Data records
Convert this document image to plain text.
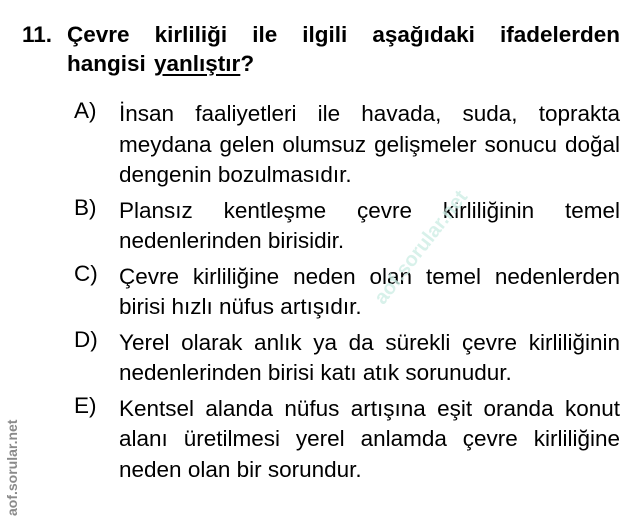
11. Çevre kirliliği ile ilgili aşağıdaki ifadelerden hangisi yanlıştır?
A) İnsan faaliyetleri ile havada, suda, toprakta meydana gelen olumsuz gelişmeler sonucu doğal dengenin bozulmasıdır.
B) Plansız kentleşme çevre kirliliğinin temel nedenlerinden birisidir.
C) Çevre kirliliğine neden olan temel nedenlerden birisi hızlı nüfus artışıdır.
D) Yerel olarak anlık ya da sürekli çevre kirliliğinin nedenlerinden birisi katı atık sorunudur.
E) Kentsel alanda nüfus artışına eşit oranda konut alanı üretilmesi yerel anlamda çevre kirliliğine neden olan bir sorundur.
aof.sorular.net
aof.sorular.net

● **Aim of the task**:
Write out the full set of lines verbatim, without the pictures.

● **Written response**:
Convert this document image to plain text.
11. Çevre kirliliği ile ilgili aşağıdaki ifadelerden hangisi yanlıştır?
A) İnsan faaliyetleri ile havada, suda, toprakta meydana gelen olumsuz gelişmeler sonucu doğal dengenin bozulmasıdır.
B) Plansız kentleşme çevre kirliliğinin temel nedenlerinden birisidir.
C) Çevre kirliliğine neden olan temel nedenlerden birisi hızlı nüfus artışıdır.
D) Yerel olarak anlık ya da sürekli çevre kirliliğinin nedenlerinden birisi katı atık sorunudur.
E) Kentsel alanda nüfus artışına eşit oranda konut alanı üretilmesi yerel anlamda çevre kirliliğine neden olan bir sorundur.
aof.sorular.net
aof.sorular.net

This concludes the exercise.